Required tasks
1. Please list every metadata URL that the forum excerpt queries with curl.
2. According to the forum excerpt, why did the commenter add code to the instance userdata?
3. Render this sentence from the forum excerpt in Spanish: "If I can't find a solution for this today, I'll have to run a patched AMI that forces the DNS_CLUSTER_IP to 172.20.0.10."

Provided text
INTERNAL_IP=$(curl -s http://169.254.169.254/latest/meta-data/local-ipv4)
if [ -z "$INTERNAL_IP" ]; then
    echo "INTERNAL_IP is empty"
    exit  1
fi
INSTANCE_TYPE=$(curl -s http://169.254.169.254/latest/meta-data/instance-type)
if [ -z "$INSTANCE_TYPE" ]; then
    echo "INSTANCE_TYPE is empty"
    exit  1
fi

This would suggest that the curl to get the CIDRS is not failing, or if it is failing, it is returning a non-empty value. Still more debugging required...

If I can't find a solution for this today, I'll have to run a patched AMI that forces the DNS_CLUSTER_IP to 172.20.0.10.

drewhemm commented 5 years ago

At last!

I found the best way to find instances with incorrect clusterDNS was to add the following to the instance userdata:

# Get the instance ID
INSTANCE_ID=$(curl -sS http://169.254.169.254/latest/meta-data/instance-id)
...

Labeled region data

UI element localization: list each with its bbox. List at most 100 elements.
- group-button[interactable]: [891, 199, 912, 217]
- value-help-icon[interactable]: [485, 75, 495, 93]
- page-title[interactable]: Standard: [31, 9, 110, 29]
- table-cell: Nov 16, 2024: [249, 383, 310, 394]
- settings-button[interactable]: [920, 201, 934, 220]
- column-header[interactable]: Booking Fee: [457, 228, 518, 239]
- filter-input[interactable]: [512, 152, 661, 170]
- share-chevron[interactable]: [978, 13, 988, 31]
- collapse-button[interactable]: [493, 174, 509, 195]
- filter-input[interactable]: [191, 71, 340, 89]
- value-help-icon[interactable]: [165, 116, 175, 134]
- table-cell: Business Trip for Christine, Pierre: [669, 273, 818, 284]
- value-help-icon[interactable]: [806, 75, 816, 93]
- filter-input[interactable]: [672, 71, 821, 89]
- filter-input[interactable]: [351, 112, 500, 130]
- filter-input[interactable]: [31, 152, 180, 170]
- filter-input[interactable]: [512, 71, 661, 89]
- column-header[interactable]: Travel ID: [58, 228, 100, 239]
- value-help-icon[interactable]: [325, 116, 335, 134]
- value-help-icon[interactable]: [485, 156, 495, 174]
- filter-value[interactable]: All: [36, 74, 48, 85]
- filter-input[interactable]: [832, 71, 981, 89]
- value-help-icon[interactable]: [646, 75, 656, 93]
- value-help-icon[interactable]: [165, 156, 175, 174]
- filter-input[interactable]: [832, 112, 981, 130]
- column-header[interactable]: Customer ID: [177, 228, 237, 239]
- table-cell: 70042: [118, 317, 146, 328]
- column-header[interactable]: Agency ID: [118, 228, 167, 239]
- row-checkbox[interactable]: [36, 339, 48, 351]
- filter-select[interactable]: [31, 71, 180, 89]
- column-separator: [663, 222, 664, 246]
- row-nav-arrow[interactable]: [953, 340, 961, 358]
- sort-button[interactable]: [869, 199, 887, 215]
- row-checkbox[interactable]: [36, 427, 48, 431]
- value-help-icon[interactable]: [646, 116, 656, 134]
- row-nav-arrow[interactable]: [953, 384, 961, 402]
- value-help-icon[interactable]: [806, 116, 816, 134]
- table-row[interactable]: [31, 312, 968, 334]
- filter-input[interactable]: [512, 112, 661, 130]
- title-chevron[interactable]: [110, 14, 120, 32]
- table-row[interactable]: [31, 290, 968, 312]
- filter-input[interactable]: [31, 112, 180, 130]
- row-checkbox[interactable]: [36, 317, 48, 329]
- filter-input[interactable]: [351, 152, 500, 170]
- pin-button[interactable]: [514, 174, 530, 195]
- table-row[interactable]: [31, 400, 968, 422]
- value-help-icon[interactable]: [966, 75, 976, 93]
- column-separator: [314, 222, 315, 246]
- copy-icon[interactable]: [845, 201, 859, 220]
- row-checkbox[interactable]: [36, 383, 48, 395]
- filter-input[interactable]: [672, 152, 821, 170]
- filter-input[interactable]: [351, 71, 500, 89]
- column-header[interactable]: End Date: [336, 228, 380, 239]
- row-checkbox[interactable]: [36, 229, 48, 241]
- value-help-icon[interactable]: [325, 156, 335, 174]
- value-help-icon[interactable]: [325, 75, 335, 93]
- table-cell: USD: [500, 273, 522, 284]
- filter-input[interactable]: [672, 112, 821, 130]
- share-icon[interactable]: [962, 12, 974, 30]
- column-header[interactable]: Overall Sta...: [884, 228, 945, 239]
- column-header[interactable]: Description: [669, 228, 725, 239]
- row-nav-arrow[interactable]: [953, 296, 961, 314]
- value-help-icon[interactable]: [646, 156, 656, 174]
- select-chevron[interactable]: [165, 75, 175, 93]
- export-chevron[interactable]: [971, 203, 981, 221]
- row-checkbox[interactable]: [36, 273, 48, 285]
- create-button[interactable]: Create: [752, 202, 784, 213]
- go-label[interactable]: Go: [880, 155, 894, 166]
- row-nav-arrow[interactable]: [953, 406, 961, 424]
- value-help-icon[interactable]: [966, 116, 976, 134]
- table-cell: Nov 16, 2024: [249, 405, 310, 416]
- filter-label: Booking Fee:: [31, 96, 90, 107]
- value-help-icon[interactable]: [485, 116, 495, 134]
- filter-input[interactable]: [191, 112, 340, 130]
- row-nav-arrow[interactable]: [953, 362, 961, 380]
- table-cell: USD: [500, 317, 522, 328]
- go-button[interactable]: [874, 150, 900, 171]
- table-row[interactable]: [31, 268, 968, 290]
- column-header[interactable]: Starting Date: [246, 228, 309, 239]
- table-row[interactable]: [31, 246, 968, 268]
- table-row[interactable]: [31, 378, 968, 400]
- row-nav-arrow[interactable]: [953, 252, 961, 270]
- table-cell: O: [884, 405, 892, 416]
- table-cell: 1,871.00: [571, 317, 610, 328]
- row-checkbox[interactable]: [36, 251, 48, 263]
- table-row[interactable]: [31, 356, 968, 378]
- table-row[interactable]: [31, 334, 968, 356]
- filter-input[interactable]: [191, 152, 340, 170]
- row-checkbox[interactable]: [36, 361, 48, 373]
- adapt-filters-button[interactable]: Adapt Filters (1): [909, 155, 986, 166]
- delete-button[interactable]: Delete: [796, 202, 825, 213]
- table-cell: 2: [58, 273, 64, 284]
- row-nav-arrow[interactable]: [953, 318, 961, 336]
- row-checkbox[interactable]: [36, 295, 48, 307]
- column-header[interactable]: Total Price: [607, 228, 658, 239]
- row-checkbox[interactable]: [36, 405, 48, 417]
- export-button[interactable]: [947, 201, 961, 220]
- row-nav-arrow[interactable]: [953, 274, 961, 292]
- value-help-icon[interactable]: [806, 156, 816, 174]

Results for each task
1.
- http://169.254.169.254/latest/meta-data/local-ipv4
- http://169.254.169.254/latest/meta-data/instance-type
- http://169.254.169.254/latest/meta-data/instance-id

2. The commenter found that adding it to the instance userdata was the best way to find instances with incorrect clusterDNS.

3. Si no encuentro una solución para esto hoy, tendré que ejecutar una AMI parcheada que fuerce el DNS_CLUSTER_IP a 172.20.0.10.